A block of data
┌────────

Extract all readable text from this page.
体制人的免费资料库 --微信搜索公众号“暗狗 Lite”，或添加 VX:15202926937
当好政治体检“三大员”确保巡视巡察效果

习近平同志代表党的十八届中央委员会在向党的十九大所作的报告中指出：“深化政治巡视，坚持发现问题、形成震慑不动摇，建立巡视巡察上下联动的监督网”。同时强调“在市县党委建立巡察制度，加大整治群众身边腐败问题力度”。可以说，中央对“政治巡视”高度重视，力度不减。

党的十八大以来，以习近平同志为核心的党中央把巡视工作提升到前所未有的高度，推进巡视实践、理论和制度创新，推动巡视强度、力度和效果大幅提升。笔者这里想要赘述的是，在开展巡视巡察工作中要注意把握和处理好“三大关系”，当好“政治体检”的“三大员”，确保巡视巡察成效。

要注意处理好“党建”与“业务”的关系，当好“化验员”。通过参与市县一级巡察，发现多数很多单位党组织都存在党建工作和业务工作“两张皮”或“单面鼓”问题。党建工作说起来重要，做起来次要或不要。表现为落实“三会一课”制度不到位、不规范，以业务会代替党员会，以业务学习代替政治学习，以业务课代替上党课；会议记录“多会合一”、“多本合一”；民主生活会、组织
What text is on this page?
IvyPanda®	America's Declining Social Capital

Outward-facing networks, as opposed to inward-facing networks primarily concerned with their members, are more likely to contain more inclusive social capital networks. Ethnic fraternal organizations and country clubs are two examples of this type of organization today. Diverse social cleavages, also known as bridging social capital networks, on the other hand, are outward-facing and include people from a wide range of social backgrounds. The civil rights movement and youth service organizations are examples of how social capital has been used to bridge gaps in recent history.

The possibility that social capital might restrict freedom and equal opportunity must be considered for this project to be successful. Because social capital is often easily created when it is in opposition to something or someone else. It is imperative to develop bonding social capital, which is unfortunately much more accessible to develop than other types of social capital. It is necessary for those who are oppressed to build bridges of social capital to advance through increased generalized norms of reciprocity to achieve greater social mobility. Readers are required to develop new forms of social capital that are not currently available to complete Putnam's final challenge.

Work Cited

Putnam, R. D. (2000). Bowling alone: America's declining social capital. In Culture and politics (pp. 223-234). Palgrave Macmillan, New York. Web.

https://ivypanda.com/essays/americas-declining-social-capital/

└────────

**Task**
Return all of the entries exactly as written.

**Reply**
Extract all readable text from this page.
体制人的免费资料库 --微信搜索公众号“暗狗 Lite”，或添加 VX:15202926937
当好政治体检“三大员”确保巡视巡察效果

习近平同志代表党的十八届中央委员会在向党的十九大所作的报告中指出：“深化政治巡视，坚持发现问题、形成震慑不动摇，建立巡视巡察上下联动的监督网”。同时强调“在市县党委建立巡察制度，加大整治群众身边腐败问题力度”。可以说，中央对“政治巡视”高度重视，力度不减。

党的十八大以来，以习近平同志为核心的党中央把巡视工作提升到前所未有的高度，推进巡视实践、理论和制度创新，推动巡视强度、力度和效果大幅提升。笔者这里想要赘述的是，在开展巡视巡察工作中要注意把握和处理好“三大关系”，当好“政治体检”的“三大员”，确保巡视巡察成效。

要注意处理好“党建”与“业务”的关系，当好“化验员”。通过参与市县一级巡察，发现多数很多单位党组织都存在党建工作和业务工作“两张皮”或“单面鼓”问题。党建工作说起来重要，做起来次要或不要。表现为落实“三会一课”制度不到位、不规范，以业务会代替党员会，以业务学习代替政治学习，以业务课代替上党课；会议记录“多会合一”、“多本合一”；民主生活会、组织
What text is on this page?
IvyPanda®	America's Declining Social Capital

Outward-facing networks, as opposed to inward-facing networks primarily concerned with their members, are more likely to contain more inclusive social capital networks. Ethnic fraternal organizations and country clubs are two examples of this type of organization today. Diverse social cleavages, also known as bridging social capital networks, on the other hand, are outward-facing and include people from a wide range of social backgrounds. The civil rights movement and youth service organizations are examples of how social capital has been used to bridge gaps in recent history.

The possibility that social capital might restrict freedom and equal opportunity must be considered for this project to be successful. Because social capital is often easily created when it is in opposition to something or someone else. It is imperative to develop bonding social capital, which is unfortunately much more accessible to develop than other types of social capital. It is necessary for those who are oppressed to build bridges of social capital to advance through increased generalized norms of reciprocity to achieve greater social mobility. Readers are required to develop new forms of social capital that are not currently available to complete Putnam's final challenge.

Work Cited

Putnam, R. D. (2000). Bowling alone: America's declining social capital. In Culture and politics (pp. 223-234). Palgrave Macmillan, New York. Web.

https://ivypanda.com/essays/americas-declining-social-capital/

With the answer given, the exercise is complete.